● Dataset
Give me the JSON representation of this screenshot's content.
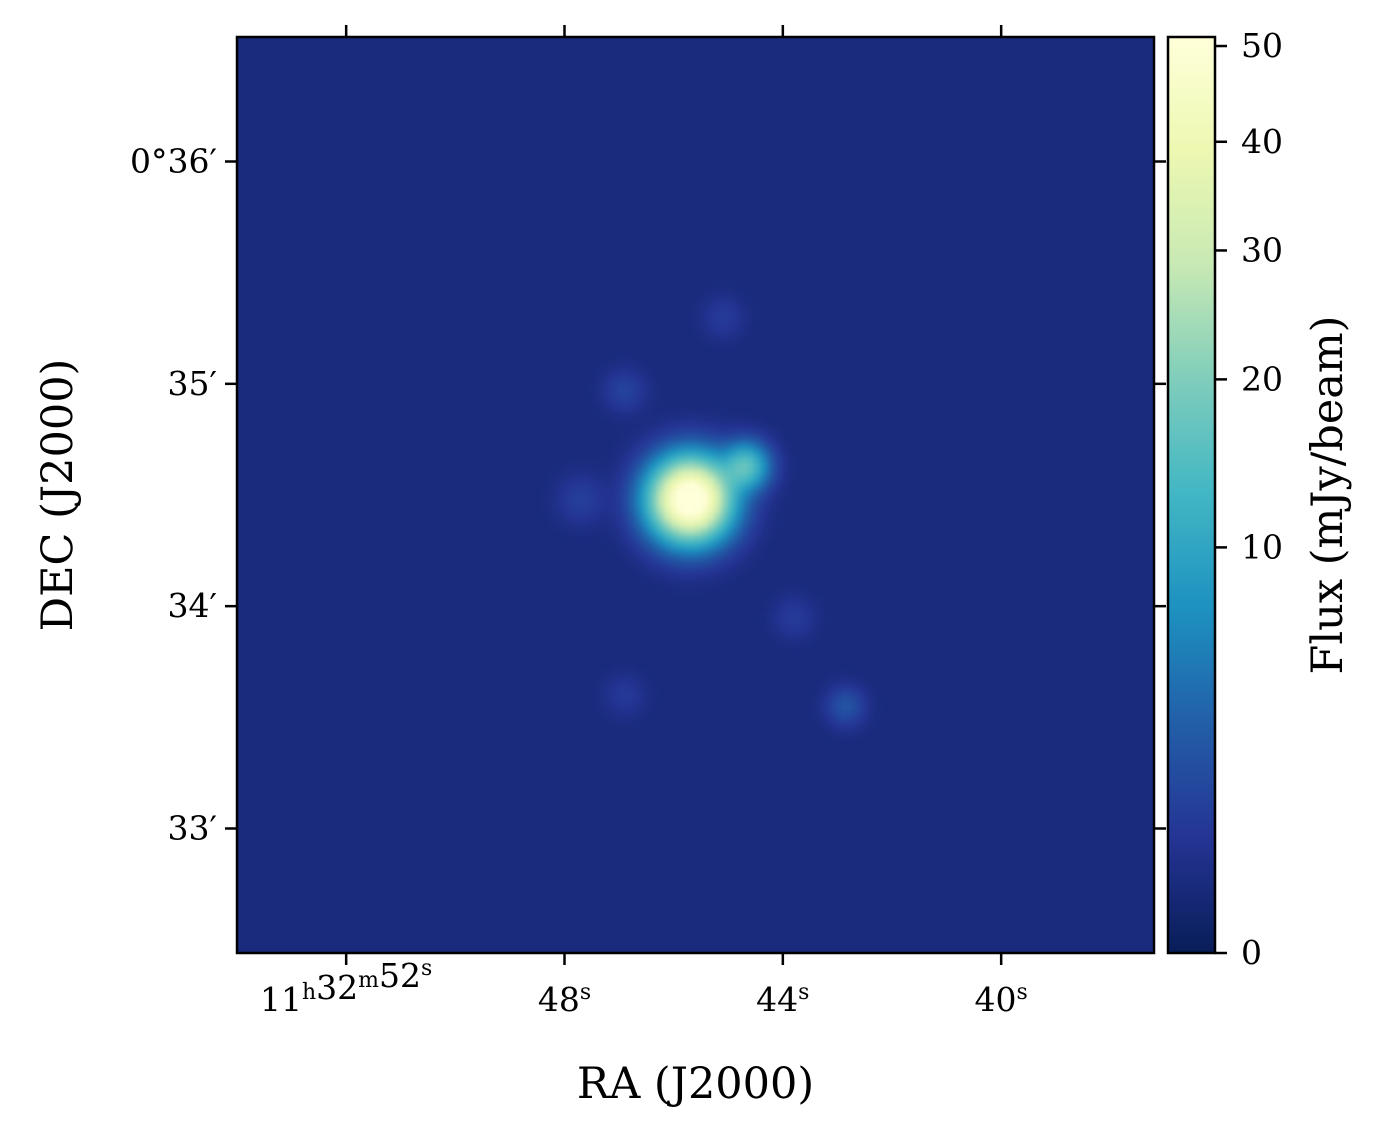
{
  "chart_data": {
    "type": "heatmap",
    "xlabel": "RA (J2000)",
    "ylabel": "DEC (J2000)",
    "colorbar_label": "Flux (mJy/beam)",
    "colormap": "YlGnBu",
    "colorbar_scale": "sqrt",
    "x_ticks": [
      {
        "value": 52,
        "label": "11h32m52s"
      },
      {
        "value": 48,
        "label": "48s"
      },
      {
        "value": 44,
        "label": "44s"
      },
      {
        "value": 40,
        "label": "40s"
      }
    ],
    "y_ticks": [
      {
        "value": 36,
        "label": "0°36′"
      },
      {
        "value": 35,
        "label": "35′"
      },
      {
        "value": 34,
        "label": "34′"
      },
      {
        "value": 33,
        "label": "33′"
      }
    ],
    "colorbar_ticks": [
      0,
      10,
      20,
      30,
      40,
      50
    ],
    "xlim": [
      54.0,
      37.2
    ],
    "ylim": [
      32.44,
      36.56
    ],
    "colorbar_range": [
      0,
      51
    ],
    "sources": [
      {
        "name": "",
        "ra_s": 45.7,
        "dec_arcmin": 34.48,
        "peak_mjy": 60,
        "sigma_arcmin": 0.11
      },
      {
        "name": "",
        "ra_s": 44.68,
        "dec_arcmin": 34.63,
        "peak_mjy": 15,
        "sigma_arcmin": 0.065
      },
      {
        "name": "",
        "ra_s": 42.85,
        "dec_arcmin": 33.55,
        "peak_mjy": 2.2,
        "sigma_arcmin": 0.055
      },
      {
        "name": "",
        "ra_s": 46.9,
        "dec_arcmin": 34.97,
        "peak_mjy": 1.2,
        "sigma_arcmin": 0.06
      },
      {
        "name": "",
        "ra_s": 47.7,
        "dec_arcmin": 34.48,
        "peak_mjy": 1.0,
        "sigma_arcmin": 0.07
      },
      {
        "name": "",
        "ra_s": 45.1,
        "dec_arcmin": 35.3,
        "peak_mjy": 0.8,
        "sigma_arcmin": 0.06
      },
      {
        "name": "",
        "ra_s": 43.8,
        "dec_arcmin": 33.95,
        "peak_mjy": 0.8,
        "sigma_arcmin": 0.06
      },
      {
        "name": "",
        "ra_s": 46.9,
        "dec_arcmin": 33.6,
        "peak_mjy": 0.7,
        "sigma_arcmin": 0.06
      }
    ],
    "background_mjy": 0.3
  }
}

● The problem
Read the entries above, then pull out the lines that include "value".

● Solution to this problem
        "value": 52,
        "value": 48,
        "value": 44,
        "value": 40,
        "value": 36,
        "value": 35,
        "value": 34,
        "value": 33,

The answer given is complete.